> [RECORDS TO USE]:

((

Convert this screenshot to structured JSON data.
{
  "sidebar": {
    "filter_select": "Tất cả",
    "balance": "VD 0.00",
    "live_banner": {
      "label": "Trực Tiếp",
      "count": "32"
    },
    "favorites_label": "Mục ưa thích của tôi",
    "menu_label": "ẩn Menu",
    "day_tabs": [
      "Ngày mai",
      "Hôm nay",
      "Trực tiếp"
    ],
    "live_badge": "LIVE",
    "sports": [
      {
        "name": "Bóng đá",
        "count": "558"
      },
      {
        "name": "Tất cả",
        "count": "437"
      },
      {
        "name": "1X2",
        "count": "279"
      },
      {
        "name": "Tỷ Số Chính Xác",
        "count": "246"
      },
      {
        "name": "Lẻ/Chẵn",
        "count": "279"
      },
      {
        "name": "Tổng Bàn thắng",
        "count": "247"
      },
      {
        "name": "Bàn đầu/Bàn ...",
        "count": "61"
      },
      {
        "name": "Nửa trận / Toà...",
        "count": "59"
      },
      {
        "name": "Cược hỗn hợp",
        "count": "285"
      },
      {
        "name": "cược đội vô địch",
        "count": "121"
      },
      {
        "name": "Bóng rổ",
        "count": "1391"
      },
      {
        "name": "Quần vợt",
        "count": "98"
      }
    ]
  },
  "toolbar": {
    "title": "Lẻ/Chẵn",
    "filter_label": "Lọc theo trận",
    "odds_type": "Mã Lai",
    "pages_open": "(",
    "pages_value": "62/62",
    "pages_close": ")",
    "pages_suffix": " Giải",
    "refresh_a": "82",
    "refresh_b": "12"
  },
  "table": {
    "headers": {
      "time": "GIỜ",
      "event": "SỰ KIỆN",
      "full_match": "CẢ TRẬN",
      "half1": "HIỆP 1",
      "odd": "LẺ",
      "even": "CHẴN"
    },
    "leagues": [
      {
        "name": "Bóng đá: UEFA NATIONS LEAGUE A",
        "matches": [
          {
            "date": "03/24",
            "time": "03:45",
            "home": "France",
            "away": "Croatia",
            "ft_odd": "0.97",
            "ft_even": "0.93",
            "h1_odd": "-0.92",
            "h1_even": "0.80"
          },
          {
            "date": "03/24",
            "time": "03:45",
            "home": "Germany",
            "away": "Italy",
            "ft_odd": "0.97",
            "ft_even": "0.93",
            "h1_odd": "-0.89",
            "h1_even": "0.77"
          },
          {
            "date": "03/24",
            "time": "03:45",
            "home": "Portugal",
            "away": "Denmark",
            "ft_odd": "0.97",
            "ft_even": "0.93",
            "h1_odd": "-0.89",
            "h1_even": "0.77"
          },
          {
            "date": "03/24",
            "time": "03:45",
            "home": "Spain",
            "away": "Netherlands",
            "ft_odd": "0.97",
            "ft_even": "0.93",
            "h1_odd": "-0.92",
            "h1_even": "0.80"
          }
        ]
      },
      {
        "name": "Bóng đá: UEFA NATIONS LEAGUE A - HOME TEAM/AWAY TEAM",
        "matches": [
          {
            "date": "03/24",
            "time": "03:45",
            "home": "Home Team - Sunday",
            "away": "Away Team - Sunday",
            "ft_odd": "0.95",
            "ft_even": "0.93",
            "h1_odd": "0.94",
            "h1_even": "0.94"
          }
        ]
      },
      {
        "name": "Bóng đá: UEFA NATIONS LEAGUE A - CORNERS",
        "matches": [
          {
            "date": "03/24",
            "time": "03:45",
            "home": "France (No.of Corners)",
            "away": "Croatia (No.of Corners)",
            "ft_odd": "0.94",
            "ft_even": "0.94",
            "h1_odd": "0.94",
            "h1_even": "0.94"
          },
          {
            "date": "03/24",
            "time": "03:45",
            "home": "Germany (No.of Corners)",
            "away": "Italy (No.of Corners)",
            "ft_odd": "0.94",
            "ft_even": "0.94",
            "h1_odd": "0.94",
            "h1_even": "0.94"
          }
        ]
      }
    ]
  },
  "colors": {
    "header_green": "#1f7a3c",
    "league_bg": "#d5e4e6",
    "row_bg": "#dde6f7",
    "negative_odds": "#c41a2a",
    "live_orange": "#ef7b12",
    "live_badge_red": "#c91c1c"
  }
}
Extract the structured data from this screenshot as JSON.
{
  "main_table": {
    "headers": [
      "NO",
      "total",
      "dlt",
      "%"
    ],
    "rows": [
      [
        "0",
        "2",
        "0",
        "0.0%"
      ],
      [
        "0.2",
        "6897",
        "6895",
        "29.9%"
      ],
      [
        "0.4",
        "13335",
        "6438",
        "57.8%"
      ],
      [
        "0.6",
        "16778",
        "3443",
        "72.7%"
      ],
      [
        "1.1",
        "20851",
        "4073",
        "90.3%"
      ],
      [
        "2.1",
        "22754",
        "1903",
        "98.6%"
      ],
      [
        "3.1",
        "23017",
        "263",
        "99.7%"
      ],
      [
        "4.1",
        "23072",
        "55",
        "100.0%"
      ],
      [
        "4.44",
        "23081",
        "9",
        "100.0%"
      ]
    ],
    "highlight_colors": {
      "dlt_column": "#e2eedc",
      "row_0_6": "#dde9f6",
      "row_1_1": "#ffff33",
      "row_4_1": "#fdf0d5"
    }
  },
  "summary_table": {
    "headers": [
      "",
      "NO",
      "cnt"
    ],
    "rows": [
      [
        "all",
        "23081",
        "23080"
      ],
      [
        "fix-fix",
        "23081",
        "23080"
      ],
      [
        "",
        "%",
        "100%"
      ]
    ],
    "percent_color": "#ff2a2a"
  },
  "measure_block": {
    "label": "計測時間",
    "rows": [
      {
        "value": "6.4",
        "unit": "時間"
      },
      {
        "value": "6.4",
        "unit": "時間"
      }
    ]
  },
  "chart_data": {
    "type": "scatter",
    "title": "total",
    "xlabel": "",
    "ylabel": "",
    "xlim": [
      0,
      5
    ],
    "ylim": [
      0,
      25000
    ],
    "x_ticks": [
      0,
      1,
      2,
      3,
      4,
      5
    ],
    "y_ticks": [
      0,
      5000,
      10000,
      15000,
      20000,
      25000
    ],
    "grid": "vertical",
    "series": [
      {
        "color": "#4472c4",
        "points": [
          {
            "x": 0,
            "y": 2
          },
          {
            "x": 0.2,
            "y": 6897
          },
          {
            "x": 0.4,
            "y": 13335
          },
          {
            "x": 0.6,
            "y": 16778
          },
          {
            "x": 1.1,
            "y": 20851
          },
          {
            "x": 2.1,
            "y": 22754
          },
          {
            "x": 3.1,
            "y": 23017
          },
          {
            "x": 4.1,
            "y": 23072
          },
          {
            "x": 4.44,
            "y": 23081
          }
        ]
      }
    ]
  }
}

))

> [PROBLEM DESCRIPTION]:
Show every line of the listing in which the string "UEFA" can be found.

> [FULL OUTPUT]:
        "name": "Bóng đá: UEFA NATIONS LEAGUE A",
        "name": "Bóng đá: UEFA NATIONS LEAGUE A - HOME TEAM/AWAY TEAM",
        "name": "Bóng đá: UEFA NATIONS LEAGUE A - CORNERS",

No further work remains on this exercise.